Task details:
Retype the stretch of the night-running post from "The pepper spray" through "coupon code. Sweet." word for word.

Text for analysis:
· · ·

Overall, if you are looking to buy a Garmin, I would say definitely do it. But I would suggest getting the Forerunner 305 instead. It’s bigger, it’s uglier, but it’s more user friendly. And it costs about half the price. Most importantly…no bezel. The function buttons are on the side.

Running at Night

I do a lot of night running. I wish I could get up in the morning and run before work but 9 times out of 10 10 times out of 10, it doesn’t happen.

I watch too many movies so of course everytime I run at night, I’m positive that it will be the time I’m kidnapped and thrown into the trunk of a car. Needless to say, I have a couple safety rules that I always follow:

  • No music.
  • Be hyper aware. (I can zone out when I run, so I make sure I’m always scanning the area.)
  • Wear my RoadID.
  • Bring my cell phone.
  • Bring my pepper spray.
  • Bring my flashlight.

The pepper spray and flashlight are always in my hands, and I’m not a fan of carrying things when I run, so I was super excited when I found Knuckle Lights.

I found an ad for Knuckle Lights in my swag for the Myrtle Beach Mini-Marathon back in October. It included a $10 off coupon code.
This bad boy has been on backorder for two months. Because of my patience, they sent me a sweet little Knuckle Lights water cannister and a personal thank you note along with the product.

Before I go on, just know that I have absolutely no affiliation with this company. I just think they have amazing customer service. When I got the $10 off coupon, I was on vacation. The coupon expired before I got home so my friend Michelle suggested I write the company and ask if they would extend the coupon. So I did. I got an email back from the president of the company the same day with a new online coupon code. Sweet.

The company also kept in contact with me to assure me that my order would be fulfilled and I was welcome to get a refund and order again at another time, or just wait until the shipment came in.

Knuckle Lights are $39.99 and come in a pack of two. They come in a few colors: pink, yellow, black, blue, and silver.

I got pink cuz I’m all sorts of girly like that.

They fasten to your hand by a little buckle that you can tighten/loosen.

And the on/off button can be reached by your thumb.


They run on 2 AAA batteries (not included…boo.)

I’m super psyched to try these out. I’ve been using this little flashlight my mom gave me for the longest time and it is ready to be put down like a rabid dog.

Oh, and here’s a picture I just took of myself. I couldn’t let the Knuckle Lights get all the attention.

I didn't wash my hair today. Or my body.

· · ·

Extracted records:
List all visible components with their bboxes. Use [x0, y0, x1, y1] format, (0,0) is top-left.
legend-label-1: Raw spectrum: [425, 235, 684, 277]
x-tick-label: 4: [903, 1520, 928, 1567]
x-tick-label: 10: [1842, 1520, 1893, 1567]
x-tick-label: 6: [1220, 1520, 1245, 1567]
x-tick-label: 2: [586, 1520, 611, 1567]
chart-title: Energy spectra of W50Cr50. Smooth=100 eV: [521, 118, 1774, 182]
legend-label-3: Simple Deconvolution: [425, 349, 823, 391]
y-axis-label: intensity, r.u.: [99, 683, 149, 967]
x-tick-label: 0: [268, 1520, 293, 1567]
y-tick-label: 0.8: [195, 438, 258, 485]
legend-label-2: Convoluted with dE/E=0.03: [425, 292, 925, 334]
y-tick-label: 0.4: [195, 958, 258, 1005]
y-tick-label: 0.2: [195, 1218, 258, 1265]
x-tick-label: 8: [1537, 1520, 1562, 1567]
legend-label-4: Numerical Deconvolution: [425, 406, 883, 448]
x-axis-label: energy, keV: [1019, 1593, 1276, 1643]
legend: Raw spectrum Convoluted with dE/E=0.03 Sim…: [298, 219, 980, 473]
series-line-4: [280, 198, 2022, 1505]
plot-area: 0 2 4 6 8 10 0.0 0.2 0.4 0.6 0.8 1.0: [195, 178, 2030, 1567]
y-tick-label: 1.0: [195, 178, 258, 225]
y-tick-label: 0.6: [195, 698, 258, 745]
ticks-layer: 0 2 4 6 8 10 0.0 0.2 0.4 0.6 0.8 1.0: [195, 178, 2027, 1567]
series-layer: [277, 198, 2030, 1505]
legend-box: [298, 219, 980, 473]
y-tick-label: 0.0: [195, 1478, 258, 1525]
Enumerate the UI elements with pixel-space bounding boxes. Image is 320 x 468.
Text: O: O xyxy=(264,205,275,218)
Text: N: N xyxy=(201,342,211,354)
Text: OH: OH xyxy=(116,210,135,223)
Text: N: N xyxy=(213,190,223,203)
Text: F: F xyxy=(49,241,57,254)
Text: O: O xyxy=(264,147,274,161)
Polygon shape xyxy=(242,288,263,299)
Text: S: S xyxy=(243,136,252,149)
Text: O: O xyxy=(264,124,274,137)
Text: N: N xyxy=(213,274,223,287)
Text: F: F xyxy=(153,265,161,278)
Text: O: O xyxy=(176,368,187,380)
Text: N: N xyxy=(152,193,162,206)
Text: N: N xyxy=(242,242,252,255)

· · ·

Response to this task:
The pepper spray and flashlight are always in my hands, and I’m not a fan of carrying things when I run, so I was super excited when I found Knuckle Lights.

I found an ad for Knuckle Lights in my swag for the Myrtle Beach Mini-Marathon back in October. It included a $10 off coupon code.
This bad boy has been on backorder for two months. Because of my patience, they sent me a sweet little Knuckle Lights water cannister and a personal thank you note along with the product.

Before I go on, just know that I have absolutely no affiliation with this company. I just think they have amazing customer service. When I got the $10 off coupon, I was on vacation. The coupon expired before I got home so my friend Michelle suggested I write the company and ask if they would extend the coupon. So I did. I got an email back from the president of the company the same day with a new online coupon code. Sweet.